((

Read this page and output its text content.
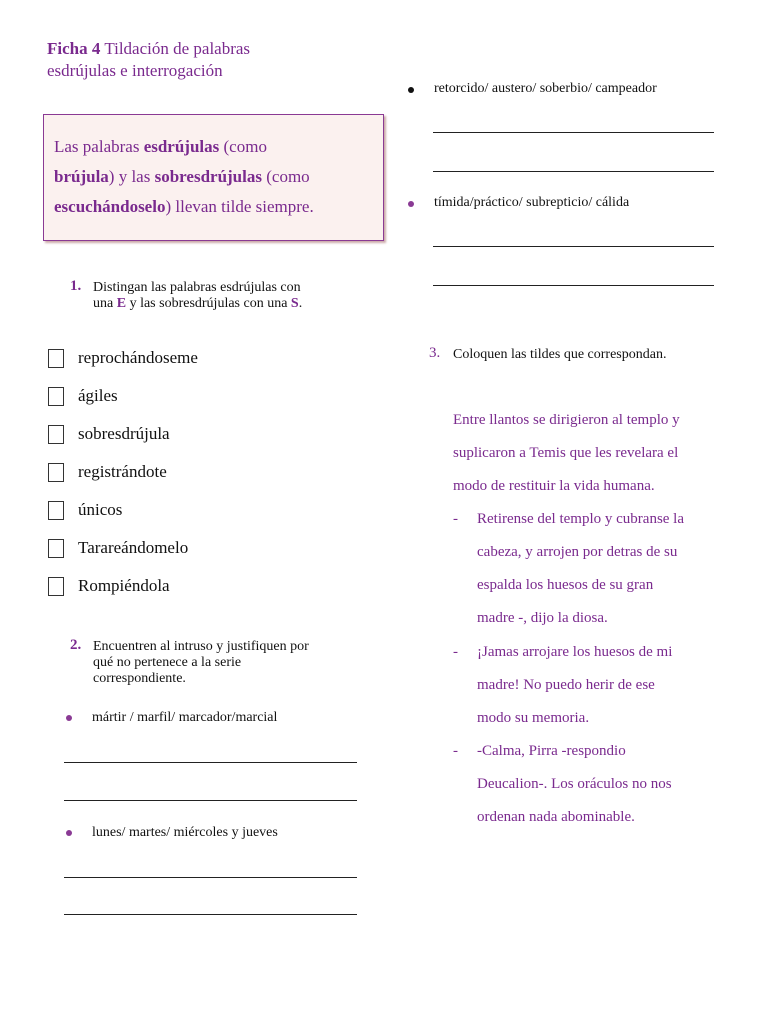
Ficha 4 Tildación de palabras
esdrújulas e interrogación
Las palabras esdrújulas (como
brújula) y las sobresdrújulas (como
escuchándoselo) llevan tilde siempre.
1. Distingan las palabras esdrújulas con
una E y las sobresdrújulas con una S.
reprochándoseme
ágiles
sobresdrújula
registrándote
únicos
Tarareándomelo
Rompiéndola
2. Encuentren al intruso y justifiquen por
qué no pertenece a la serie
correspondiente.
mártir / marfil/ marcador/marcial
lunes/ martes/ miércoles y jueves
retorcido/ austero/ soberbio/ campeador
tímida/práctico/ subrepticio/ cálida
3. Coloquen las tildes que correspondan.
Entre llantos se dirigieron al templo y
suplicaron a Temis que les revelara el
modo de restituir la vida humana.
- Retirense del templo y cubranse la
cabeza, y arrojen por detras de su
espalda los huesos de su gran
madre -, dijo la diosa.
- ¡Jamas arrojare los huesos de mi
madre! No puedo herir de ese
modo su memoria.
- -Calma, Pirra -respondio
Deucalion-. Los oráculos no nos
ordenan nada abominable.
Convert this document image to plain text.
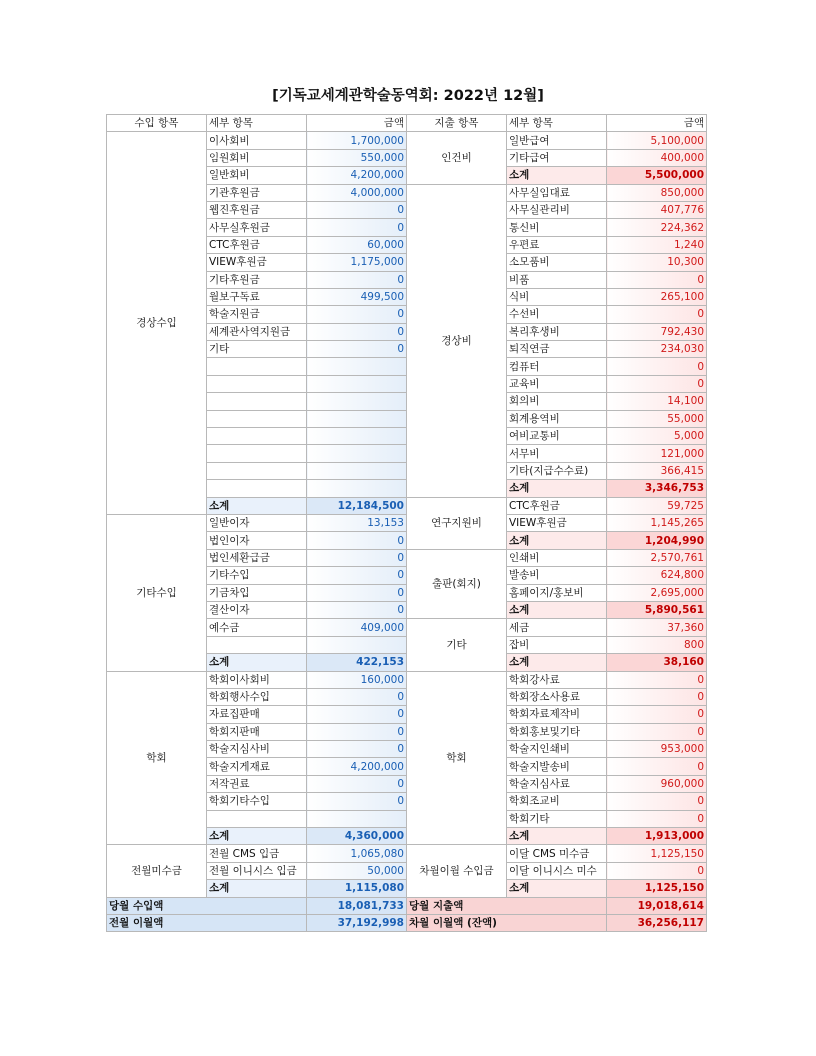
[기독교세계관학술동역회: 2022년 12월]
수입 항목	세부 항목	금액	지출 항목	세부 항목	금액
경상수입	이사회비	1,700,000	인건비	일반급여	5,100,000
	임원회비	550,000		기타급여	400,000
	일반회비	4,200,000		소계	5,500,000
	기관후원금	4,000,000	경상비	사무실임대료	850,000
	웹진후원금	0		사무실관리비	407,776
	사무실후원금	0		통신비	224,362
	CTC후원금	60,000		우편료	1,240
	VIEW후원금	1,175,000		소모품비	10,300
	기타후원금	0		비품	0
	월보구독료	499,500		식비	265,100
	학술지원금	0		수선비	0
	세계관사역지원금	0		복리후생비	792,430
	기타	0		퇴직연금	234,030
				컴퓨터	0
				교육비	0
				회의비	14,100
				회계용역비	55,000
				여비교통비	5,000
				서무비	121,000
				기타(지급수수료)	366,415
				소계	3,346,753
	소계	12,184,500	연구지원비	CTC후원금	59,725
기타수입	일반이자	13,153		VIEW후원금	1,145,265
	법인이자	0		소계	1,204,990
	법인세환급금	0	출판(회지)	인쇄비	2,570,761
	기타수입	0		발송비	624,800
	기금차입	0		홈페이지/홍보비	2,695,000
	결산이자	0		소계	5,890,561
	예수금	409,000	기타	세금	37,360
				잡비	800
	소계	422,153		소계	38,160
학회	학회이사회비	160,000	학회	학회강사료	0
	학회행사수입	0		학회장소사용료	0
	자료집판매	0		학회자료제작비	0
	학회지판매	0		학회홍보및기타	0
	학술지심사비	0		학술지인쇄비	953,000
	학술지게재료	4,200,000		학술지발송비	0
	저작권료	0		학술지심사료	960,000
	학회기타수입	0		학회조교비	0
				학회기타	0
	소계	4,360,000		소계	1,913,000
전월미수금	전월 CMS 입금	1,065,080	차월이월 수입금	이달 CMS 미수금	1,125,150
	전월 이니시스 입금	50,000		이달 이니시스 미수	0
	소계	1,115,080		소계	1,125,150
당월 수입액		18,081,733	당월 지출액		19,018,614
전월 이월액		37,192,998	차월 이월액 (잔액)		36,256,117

))

[The task] Gather up every line in the data above that contains the word "templo", copying each one.

[Output of the task]
Entre llantos se dirigieron al templo y
- Retirense del templo y cubranse la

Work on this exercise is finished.